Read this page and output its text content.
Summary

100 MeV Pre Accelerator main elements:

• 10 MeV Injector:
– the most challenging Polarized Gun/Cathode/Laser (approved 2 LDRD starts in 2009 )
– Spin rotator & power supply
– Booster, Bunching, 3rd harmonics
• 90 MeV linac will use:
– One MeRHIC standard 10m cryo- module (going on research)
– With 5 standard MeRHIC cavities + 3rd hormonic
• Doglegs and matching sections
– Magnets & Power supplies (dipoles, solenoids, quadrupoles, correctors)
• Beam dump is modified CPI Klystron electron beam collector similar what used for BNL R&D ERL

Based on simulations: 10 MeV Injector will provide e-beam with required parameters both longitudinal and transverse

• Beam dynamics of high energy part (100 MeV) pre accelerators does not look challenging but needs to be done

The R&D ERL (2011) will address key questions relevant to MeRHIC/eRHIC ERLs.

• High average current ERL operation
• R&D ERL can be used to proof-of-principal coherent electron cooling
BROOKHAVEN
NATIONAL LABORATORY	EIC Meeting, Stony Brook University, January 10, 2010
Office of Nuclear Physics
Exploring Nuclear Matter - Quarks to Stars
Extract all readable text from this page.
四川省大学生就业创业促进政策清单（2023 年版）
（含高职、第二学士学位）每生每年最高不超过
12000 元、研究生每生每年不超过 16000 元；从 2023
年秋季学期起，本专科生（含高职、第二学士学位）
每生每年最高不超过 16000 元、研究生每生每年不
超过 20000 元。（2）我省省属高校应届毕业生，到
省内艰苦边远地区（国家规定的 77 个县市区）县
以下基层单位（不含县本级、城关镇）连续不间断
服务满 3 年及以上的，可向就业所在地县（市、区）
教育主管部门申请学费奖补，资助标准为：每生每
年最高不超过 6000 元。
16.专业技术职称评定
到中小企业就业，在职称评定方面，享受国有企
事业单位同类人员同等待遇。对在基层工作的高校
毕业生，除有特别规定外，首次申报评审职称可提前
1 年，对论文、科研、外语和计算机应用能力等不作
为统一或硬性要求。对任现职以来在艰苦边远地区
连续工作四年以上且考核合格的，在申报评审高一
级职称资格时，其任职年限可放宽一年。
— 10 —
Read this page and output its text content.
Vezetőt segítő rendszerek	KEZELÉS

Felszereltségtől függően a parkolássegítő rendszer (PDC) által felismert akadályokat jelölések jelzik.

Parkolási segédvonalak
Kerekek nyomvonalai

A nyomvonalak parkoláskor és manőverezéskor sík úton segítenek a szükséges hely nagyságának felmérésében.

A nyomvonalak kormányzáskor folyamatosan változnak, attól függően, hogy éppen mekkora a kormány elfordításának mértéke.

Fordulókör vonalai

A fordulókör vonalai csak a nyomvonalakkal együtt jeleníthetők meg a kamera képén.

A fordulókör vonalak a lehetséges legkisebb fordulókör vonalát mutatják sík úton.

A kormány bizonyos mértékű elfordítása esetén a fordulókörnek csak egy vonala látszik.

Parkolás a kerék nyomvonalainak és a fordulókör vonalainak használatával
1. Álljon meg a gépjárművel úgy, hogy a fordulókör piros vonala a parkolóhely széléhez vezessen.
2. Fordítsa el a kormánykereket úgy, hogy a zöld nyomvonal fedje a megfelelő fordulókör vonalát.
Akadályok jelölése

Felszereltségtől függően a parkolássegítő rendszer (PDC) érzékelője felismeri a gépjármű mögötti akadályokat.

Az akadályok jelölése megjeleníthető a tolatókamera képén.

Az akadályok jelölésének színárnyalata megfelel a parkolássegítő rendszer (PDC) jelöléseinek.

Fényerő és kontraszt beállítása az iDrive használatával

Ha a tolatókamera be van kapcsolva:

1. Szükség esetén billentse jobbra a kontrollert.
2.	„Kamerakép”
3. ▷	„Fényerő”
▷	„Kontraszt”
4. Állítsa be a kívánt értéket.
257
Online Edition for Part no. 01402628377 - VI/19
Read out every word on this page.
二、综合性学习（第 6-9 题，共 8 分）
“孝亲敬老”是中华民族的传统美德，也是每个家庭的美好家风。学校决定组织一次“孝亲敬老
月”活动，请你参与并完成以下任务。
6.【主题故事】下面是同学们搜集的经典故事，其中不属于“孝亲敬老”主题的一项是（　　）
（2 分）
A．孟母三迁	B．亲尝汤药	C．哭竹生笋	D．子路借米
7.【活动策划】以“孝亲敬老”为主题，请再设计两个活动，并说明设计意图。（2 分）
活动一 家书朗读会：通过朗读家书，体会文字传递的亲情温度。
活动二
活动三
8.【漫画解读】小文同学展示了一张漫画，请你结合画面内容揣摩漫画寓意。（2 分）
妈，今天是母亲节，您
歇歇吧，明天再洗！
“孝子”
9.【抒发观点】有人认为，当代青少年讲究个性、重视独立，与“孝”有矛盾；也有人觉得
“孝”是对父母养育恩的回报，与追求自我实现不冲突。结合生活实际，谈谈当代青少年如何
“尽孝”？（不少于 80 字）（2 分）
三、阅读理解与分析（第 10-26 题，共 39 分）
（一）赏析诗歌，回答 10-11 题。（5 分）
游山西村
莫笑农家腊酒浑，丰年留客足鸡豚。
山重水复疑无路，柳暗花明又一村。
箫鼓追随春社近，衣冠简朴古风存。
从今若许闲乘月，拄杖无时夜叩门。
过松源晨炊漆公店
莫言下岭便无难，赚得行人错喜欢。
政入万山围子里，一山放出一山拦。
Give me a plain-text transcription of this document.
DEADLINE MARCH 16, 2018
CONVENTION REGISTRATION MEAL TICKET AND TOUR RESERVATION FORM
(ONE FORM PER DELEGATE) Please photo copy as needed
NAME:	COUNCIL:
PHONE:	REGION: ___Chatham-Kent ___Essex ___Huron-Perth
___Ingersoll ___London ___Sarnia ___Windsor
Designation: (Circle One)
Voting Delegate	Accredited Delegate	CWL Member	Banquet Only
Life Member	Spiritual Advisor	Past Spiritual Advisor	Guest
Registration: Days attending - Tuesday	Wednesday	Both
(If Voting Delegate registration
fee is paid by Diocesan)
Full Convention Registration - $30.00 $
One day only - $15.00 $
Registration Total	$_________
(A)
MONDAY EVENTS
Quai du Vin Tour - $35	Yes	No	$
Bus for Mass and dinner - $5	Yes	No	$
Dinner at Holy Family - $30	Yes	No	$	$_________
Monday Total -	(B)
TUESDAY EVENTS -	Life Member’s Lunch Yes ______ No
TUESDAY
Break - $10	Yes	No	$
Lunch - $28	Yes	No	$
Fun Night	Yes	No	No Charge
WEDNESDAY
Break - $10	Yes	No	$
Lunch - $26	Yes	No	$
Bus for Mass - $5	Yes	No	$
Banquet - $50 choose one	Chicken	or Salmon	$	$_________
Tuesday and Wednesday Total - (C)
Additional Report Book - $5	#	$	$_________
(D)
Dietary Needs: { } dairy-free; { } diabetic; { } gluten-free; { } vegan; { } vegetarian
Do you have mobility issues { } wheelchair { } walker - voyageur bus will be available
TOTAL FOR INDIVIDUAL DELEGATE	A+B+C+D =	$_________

_Task objective_
Scan the material above. Return every line containing the string "Fényerő".

_Solution to this exercise_
Fényerő és kontraszt beállítása az iDrive használatával
3. ▷	„Fényerő”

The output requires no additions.